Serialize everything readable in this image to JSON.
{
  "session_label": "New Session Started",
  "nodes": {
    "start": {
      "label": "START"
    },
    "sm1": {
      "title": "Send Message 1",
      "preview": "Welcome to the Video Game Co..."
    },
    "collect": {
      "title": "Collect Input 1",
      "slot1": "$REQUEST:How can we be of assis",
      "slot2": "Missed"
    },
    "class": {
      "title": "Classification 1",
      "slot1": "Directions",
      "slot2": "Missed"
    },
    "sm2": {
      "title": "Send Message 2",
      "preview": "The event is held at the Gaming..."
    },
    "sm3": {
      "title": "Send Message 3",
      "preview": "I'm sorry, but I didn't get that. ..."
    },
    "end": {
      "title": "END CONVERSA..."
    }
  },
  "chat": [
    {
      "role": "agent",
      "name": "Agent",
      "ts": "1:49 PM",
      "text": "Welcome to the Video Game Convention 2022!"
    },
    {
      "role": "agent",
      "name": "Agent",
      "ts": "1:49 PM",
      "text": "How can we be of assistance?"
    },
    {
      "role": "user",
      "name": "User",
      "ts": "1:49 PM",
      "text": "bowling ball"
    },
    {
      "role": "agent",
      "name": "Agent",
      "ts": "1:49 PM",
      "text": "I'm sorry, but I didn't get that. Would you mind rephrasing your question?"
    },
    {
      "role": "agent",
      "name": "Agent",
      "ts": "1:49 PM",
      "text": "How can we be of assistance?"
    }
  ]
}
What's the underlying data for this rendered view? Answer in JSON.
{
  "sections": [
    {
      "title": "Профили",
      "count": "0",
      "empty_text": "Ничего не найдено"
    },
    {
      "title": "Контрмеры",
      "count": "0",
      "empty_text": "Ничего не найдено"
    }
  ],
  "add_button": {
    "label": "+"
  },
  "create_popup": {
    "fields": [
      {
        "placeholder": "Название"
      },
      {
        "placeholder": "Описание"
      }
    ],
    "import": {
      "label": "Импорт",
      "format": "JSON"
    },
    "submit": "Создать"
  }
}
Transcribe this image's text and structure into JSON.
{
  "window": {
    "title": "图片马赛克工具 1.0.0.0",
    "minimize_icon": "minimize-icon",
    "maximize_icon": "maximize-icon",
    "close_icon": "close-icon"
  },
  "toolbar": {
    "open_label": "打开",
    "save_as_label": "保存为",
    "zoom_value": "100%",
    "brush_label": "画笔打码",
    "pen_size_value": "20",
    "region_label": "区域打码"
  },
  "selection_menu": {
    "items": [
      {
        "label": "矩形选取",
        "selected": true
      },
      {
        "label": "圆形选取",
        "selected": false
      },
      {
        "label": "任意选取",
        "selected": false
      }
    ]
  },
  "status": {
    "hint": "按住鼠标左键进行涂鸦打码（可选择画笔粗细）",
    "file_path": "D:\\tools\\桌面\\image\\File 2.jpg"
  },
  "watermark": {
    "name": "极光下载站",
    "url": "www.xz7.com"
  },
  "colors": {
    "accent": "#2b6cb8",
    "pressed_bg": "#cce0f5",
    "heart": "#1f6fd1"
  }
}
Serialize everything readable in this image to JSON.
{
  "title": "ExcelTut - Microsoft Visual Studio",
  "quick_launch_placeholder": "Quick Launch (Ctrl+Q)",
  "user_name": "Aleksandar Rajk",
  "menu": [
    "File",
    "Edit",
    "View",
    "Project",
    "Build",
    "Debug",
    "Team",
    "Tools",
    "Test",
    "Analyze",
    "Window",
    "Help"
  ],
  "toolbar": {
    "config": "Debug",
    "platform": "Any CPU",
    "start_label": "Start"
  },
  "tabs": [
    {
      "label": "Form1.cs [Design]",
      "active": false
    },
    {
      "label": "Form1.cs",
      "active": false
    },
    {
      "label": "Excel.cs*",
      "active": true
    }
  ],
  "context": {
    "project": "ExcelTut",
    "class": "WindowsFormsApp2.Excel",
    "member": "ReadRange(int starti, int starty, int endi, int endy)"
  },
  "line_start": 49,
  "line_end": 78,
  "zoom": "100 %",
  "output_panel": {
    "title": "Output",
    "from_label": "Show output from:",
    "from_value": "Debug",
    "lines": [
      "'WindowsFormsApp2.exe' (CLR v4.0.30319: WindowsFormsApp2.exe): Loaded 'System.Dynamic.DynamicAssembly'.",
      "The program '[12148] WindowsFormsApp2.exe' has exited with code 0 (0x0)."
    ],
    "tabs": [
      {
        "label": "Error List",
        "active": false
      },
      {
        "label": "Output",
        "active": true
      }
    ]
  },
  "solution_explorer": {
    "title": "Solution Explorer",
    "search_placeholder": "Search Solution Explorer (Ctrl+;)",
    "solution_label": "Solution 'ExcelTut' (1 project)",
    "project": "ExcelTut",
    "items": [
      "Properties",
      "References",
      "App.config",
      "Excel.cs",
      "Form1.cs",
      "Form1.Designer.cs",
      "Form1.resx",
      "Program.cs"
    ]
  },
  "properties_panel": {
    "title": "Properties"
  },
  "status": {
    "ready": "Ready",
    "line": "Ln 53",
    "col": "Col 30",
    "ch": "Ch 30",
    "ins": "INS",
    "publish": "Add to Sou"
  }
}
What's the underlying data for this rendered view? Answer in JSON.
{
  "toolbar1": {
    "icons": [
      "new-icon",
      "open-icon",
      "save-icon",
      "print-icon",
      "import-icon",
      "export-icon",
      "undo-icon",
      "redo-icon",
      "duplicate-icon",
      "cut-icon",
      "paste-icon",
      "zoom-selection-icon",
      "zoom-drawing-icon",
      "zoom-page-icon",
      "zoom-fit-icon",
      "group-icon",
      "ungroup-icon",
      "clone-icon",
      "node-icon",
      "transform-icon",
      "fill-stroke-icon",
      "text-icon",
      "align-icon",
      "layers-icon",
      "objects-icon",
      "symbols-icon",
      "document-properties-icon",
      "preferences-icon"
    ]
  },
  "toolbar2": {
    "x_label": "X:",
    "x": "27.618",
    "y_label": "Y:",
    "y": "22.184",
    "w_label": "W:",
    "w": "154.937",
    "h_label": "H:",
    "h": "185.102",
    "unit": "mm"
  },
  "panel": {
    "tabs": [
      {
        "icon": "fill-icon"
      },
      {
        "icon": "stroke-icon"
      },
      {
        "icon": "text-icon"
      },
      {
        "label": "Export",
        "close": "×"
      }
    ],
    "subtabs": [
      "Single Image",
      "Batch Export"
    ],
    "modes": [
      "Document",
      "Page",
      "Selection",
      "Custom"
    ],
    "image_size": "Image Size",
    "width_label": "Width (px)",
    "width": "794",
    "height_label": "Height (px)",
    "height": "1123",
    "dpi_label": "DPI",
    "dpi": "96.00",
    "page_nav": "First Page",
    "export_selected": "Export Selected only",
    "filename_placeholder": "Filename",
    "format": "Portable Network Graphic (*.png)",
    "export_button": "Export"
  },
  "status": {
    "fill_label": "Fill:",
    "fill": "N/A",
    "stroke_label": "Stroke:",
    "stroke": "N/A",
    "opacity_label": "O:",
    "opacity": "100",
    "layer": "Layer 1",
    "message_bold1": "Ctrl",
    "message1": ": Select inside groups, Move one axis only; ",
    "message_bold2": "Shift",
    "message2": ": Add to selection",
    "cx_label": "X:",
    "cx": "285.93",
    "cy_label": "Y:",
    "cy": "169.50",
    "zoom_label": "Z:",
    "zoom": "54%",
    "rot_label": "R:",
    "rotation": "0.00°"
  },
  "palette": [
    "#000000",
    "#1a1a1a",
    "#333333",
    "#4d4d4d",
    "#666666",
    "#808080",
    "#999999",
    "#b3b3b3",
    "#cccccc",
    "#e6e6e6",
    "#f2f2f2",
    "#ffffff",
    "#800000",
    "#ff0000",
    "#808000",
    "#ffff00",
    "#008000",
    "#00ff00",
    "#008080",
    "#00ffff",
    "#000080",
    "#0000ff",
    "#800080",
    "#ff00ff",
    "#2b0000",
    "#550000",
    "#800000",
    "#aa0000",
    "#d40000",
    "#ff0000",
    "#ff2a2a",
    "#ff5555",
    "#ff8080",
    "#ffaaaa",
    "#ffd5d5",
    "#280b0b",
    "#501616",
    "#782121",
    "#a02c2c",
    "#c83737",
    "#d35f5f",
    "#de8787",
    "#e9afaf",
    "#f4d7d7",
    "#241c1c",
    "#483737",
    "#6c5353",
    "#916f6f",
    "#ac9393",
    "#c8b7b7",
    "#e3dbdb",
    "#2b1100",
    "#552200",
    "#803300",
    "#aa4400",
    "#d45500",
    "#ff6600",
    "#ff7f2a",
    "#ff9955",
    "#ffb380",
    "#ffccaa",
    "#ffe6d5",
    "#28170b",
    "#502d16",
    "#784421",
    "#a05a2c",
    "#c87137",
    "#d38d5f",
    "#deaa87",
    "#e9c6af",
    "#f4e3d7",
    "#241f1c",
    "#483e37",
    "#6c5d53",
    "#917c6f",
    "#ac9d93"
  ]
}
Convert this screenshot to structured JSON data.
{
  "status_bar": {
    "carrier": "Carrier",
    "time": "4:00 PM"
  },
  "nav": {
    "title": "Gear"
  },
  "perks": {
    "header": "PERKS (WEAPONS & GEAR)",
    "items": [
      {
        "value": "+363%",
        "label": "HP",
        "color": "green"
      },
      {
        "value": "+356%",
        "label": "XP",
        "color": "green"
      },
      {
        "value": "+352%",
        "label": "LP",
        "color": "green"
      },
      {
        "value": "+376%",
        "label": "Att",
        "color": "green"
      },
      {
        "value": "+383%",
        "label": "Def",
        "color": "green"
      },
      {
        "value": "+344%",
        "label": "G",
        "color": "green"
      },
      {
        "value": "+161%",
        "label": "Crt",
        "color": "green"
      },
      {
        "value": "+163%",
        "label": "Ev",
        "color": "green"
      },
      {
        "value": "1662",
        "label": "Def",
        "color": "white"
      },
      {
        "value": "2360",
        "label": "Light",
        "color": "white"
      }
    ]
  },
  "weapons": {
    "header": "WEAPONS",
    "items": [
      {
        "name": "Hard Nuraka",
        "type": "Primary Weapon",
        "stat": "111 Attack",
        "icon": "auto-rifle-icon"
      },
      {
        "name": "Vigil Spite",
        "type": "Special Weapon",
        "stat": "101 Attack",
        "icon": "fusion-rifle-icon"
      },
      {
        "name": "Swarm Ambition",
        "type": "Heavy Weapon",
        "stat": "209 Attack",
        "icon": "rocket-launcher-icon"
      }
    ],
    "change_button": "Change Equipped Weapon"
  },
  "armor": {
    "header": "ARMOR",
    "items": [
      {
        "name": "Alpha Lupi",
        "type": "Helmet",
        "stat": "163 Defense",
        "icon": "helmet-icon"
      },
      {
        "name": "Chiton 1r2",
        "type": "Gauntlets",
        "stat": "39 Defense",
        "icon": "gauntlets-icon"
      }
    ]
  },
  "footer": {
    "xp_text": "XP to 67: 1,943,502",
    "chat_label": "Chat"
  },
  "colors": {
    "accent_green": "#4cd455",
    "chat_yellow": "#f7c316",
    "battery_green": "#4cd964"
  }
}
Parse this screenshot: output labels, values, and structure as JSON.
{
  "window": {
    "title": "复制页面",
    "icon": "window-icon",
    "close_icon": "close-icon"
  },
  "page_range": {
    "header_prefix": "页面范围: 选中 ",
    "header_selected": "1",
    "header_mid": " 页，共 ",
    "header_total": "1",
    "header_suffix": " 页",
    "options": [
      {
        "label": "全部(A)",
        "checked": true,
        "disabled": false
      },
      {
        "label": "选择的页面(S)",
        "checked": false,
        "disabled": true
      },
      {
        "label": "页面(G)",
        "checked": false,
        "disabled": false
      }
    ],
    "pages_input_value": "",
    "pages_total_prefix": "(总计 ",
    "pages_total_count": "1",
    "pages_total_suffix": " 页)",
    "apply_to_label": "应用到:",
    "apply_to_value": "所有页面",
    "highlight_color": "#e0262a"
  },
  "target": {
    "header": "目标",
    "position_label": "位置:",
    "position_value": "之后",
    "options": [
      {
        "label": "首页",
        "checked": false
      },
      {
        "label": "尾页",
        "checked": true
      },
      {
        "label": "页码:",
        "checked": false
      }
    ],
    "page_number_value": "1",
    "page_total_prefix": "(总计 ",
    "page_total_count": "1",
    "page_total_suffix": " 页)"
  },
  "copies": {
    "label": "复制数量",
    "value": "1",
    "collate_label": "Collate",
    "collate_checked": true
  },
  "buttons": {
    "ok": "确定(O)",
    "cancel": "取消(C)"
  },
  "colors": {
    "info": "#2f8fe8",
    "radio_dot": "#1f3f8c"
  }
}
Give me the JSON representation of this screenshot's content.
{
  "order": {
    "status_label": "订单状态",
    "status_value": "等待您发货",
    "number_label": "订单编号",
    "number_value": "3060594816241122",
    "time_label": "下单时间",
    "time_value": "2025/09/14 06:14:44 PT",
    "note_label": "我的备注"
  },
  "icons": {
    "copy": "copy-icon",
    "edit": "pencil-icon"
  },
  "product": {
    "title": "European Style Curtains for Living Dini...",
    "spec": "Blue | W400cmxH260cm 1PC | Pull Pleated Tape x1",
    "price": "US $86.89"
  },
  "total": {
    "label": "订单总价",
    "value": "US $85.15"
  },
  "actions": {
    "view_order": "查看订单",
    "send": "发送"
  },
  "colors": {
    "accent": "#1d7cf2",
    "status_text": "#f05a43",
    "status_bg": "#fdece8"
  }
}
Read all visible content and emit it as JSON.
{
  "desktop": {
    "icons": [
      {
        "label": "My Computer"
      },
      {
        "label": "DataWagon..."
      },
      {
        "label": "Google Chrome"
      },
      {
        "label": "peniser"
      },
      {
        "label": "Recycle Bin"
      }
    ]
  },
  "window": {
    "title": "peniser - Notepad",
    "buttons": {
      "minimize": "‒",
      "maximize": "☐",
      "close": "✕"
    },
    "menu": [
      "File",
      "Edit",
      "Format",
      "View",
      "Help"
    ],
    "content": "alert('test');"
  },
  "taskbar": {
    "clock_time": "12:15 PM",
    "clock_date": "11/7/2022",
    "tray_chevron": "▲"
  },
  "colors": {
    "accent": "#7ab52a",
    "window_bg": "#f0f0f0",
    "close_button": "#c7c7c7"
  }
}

----------------------------------------

Exercise: Every line from the one holding "Read all visible content and emit it as JSON." through the final line of the listing must be echoed exactly; leave out all other lines.

Answer for the task:
Read all visible content and emit it as JSON.
{
  "desktop": {
    "icons": [
      {
        "label": "My Computer"
      },
      {
        "label": "DataWagon..."
      },
      {
        "label": "Google Chrome"
      },
      {
        "label": "peniser"
      },
      {
        "label": "Recycle Bin"
      }
    ]
  },
  "window": {
    "title": "peniser - Notepad",
    "buttons": {
      "minimize": "‒",
      "maximize": "☐",
      "close": "✕"
    },
    "menu": [
      "File",
      "Edit",
      "Format",
      "View",
      "Help"
    ],
    "content": "alert('test');"
  },
  "taskbar": {
    "clock_time": "12:15 PM",
    "clock_date": "11/7/2022",
    "tray_chevron": "▲"
  },
  "colors": {
    "accent": "#7ab52a",
    "window_bg": "#f0f0f0",
    "close_button": "#c7c7c7"
  }
}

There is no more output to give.